Repeat the material below exactly, with no pictures.

Saved data entries:

--

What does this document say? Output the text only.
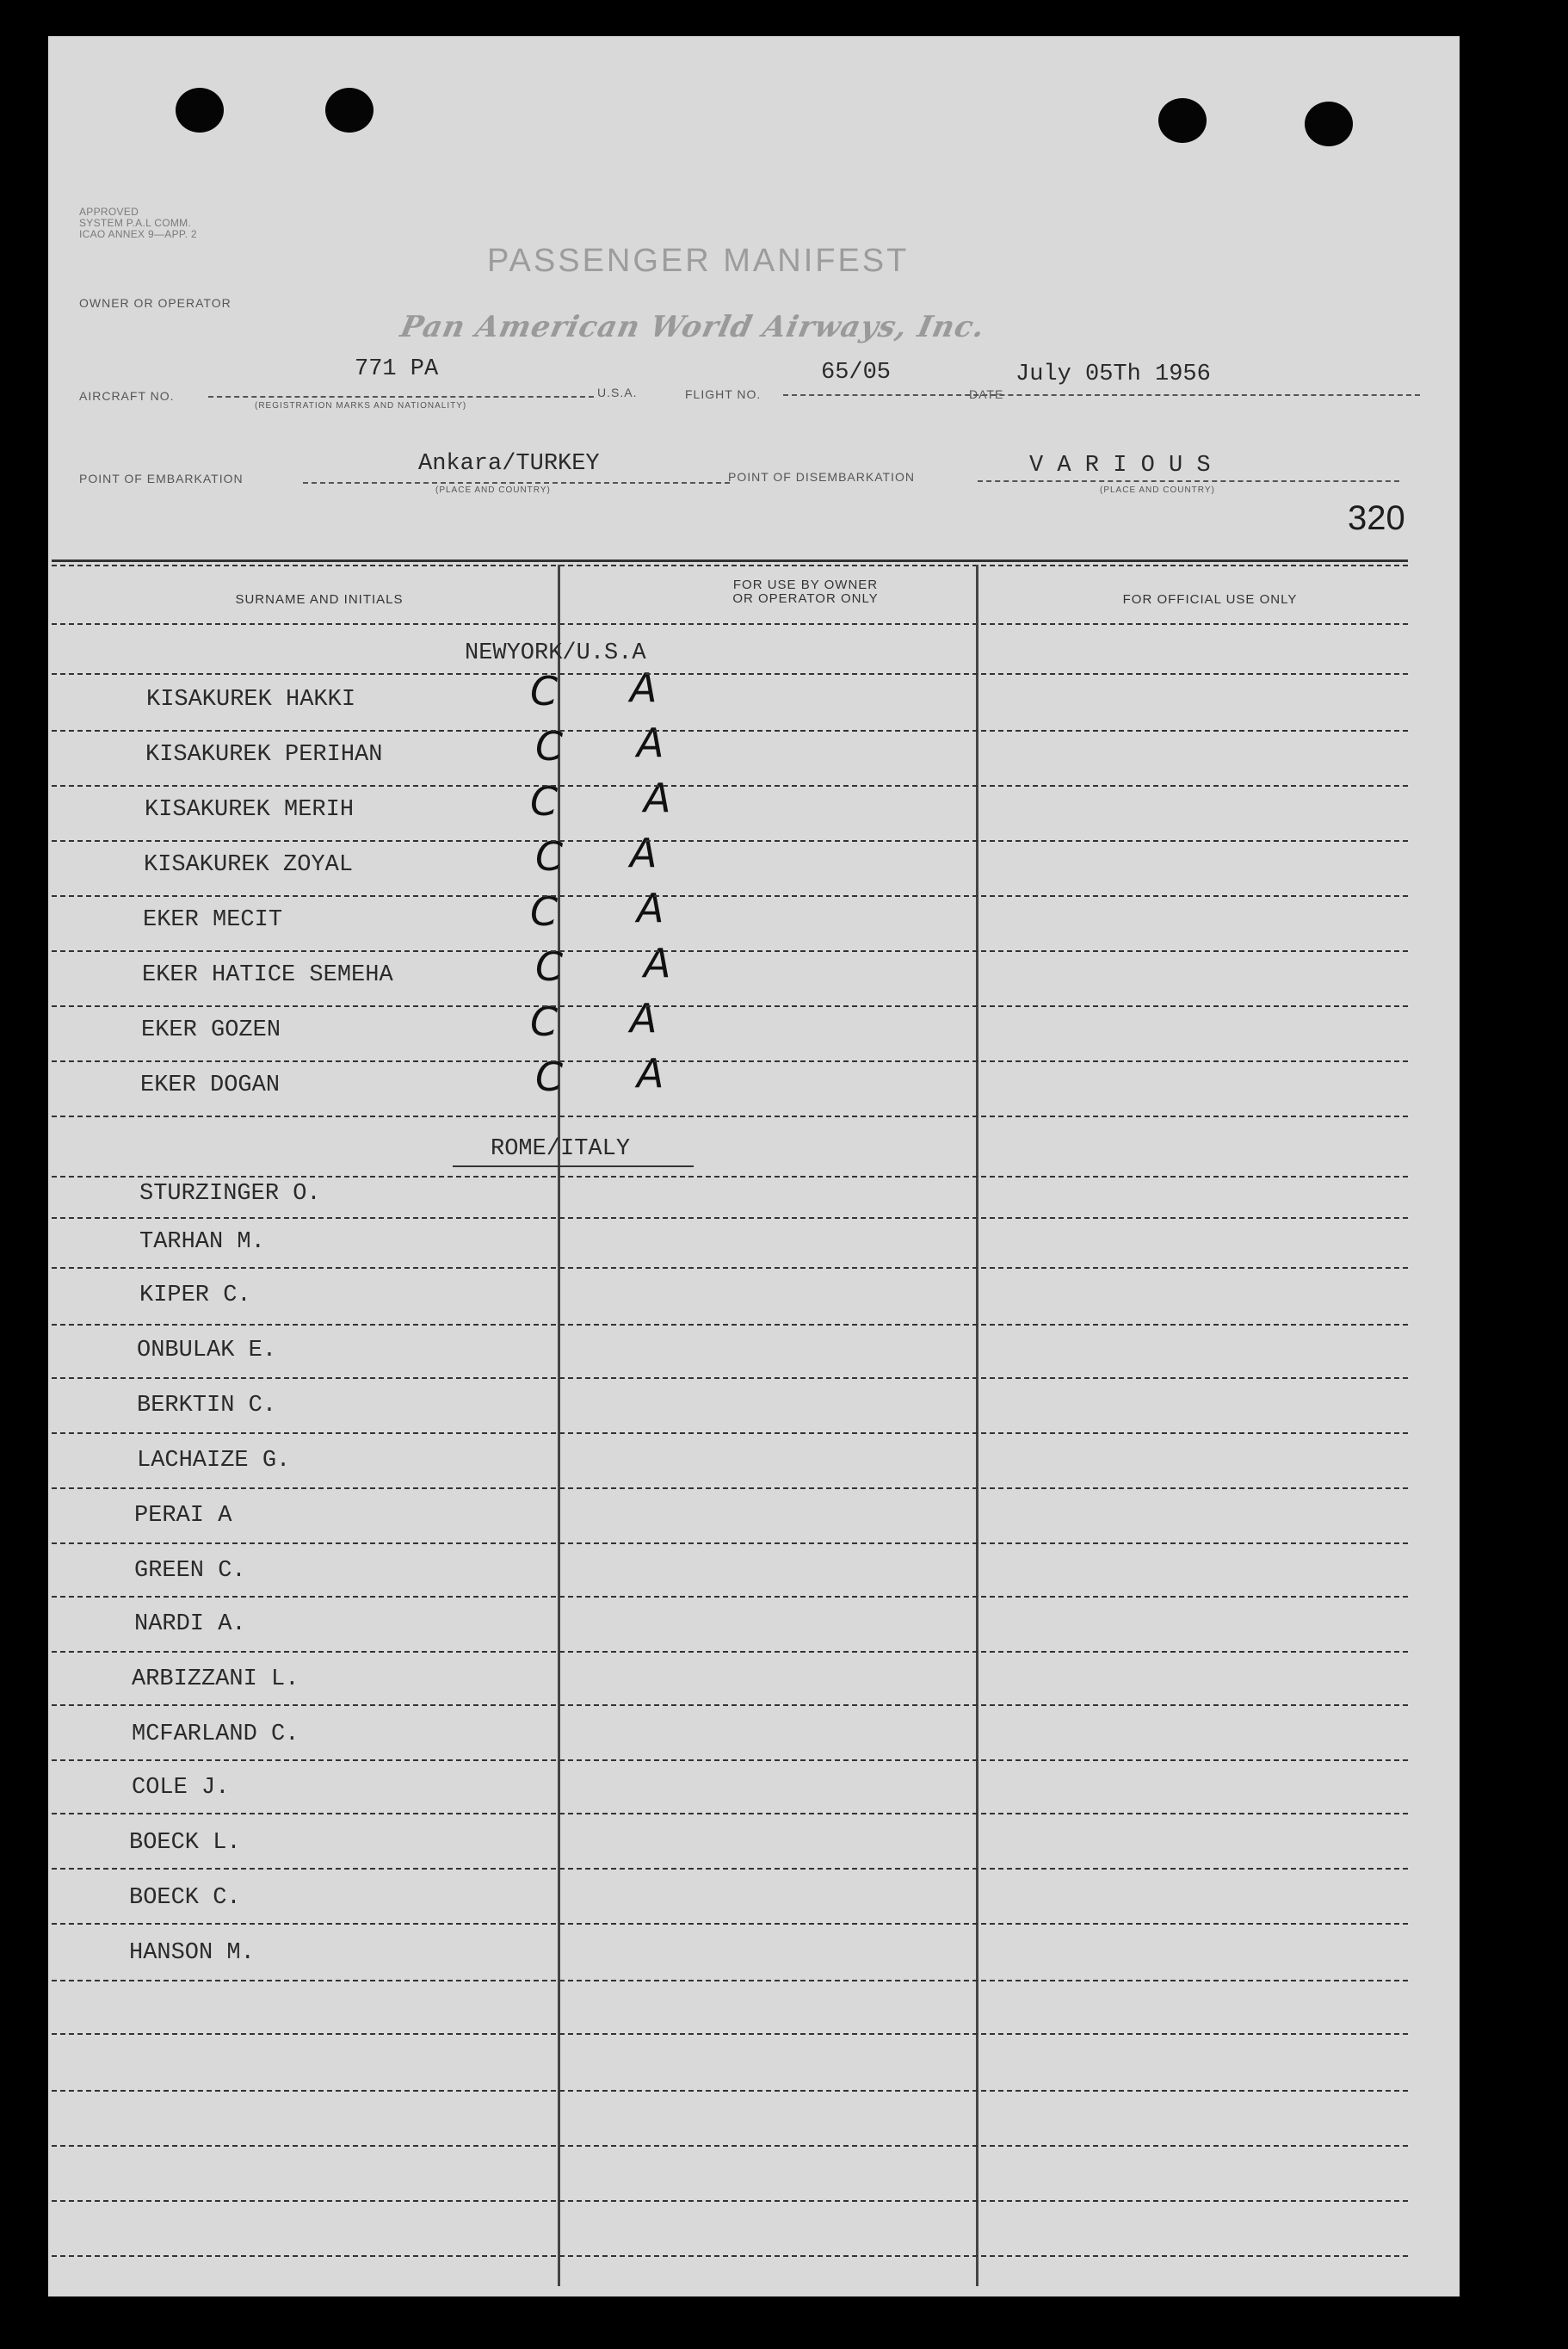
APPROVED
SYSTEM P.A.L COMM.
ICAO ANNEX 9—APP. 2
PASSENGER MANIFEST
OWNER OR OPERATOR
Pan American World Airways, Inc.
AIRCRAFT NO.
771 PA
(REGISTRATION MARKS AND NATIONALITY)
U.S.A.	FLIGHT NO.
65/05
DATE
July 05Th 1956
POINT OF EMBARKATION
Ankara/TURKEY
(PLACE AND COUNTRY)
POINT OF DISEMBARKATION	V A R I O U S
(PLACE AND COUNTRY)
320
SURNAME AND INITIALS
FOR USE BY OWNER
OR OPERATOR ONLY	FOR OFFICIAL USE ONLY
NEWYORK/U.S.A
KISAKUREK HAKKI	C A
KISAKUREK PERIHAN	C A
KISAKUREK MERIH	C A
KISAKUREK ZOYAL	C A
EKER MECIT	C A
EKER HATICE SEMEHA	C A
EKER GOZEN	C A
EKER DOGAN	C A
ROME/ITALY
STURZINGER O.
TARHAN M.
KIPER C.
ONBULAK E.
BERKTIN C.
LACHAIZE G.
PERAI A
GREEN C.
NARDI A.
ARBIZZANI L.
MCFARLAND C.
COLE J.
BOECK L.
BOECK C.
HANSON M.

--

◆ **WORKED SOLUTION**:
What does this document say? Output the text only.
APPROVED
SYSTEM P.A.L COMM.
ICAO ANNEX 9—APP. 2
PASSENGER MANIFEST
OWNER OR OPERATOR
Pan American World Airways, Inc.
AIRCRAFT NO.
771 PA
(REGISTRATION MARKS AND NATIONALITY)
U.S.A.	FLIGHT NO.
65/05
DATE
July 05Th 1956
POINT OF EMBARKATION
Ankara/TURKEY
(PLACE AND COUNTRY)
POINT OF DISEMBARKATION	V A R I O U S
(PLACE AND COUNTRY)
320
SURNAME AND INITIALS
FOR USE BY OWNER
OR OPERATOR ONLY	FOR OFFICIAL USE ONLY
NEWYORK/U.S.A
KISAKUREK HAKKI	C A
KISAKUREK PERIHAN	C A
KISAKUREK MERIH	C A
KISAKUREK ZOYAL	C A
EKER MECIT	C A
EKER HATICE SEMEHA	C A
EKER GOZEN	C A
EKER DOGAN	C A
ROME/ITALY
STURZINGER O.
TARHAN M.
KIPER C.
ONBULAK E.
BERKTIN C.
LACHAIZE G.
PERAI A
GREEN C.
NARDI A.
ARBIZZANI L.
MCFARLAND C.
COLE J.
BOECK L.
BOECK C.
HANSON M.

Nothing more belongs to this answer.